▶ _The data_
%%

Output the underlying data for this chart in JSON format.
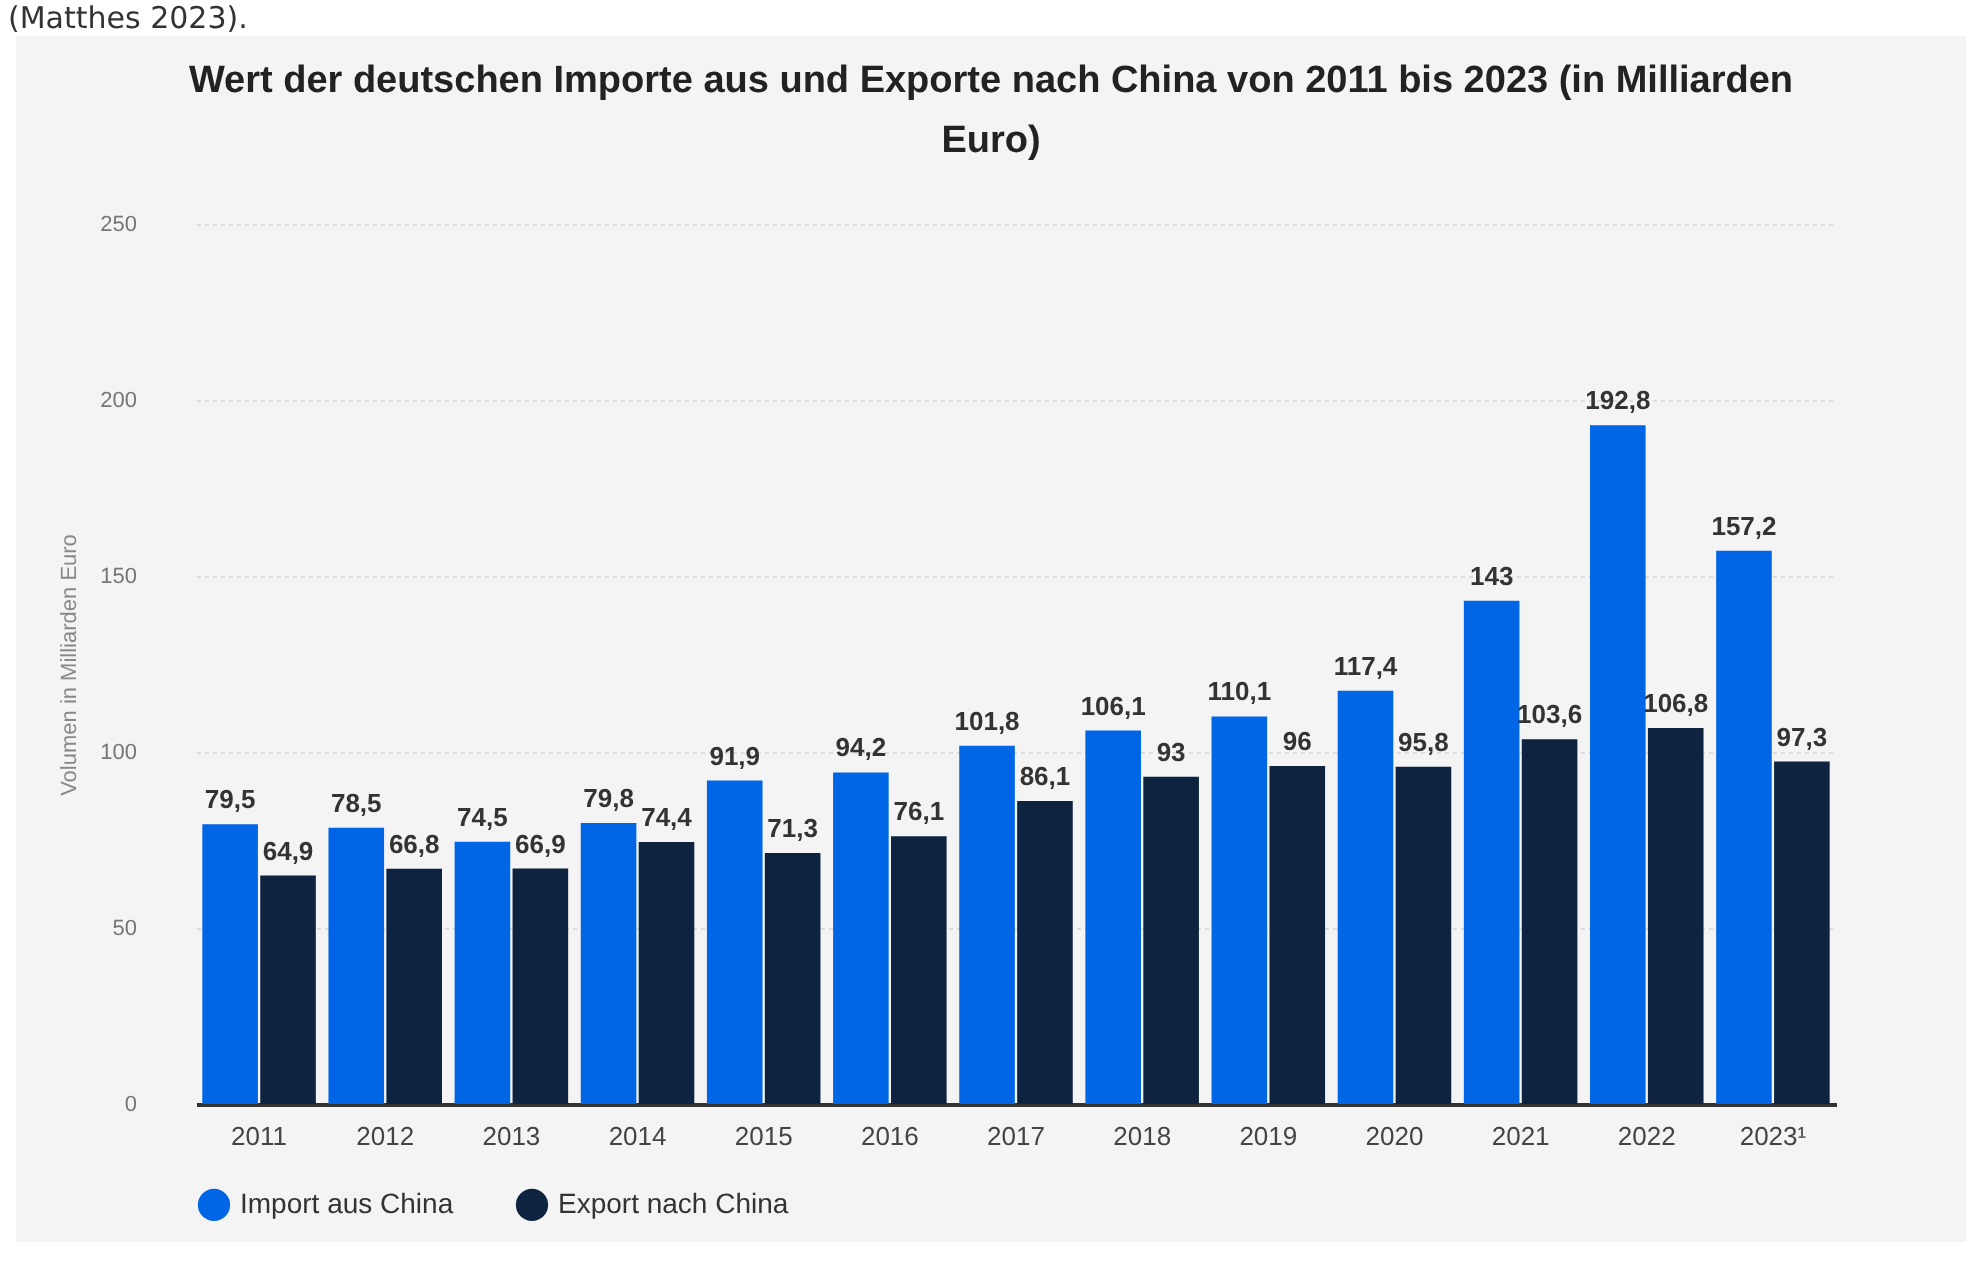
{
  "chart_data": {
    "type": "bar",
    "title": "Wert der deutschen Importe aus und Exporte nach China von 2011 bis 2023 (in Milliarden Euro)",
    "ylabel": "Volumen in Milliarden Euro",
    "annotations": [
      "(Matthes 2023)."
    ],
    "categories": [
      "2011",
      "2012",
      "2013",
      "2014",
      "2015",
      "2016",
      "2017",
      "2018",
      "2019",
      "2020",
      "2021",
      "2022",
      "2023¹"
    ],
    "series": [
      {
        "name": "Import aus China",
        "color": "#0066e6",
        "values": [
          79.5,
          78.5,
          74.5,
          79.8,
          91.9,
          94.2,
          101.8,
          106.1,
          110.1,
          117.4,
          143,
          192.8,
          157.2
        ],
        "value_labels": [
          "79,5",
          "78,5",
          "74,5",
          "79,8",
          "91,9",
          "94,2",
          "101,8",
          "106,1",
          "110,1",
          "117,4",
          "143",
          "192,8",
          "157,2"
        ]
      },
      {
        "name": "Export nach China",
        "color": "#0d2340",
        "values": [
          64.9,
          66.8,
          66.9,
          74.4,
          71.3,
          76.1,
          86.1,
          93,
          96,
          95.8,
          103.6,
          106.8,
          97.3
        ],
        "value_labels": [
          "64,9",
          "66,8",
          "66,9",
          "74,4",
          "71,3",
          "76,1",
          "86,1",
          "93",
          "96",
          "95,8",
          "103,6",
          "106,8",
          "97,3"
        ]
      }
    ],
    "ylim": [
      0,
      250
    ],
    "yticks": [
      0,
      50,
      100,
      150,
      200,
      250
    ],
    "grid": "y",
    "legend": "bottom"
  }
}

%%
%%

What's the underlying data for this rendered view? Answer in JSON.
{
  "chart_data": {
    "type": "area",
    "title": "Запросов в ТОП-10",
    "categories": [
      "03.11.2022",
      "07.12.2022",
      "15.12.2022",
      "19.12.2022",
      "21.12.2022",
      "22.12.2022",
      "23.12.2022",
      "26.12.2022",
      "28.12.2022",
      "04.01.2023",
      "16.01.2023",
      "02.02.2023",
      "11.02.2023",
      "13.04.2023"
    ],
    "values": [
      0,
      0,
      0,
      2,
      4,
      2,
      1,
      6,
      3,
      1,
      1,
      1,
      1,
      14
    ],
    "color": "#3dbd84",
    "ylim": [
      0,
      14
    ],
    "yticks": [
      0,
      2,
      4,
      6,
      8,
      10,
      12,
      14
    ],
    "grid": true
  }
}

%%

▶ _Goal of the exercise_
Go through the lines above. Select every one that has the string "name".

▶ _Task output_
        "name": "Import aus China",
        "name": "Export nach China",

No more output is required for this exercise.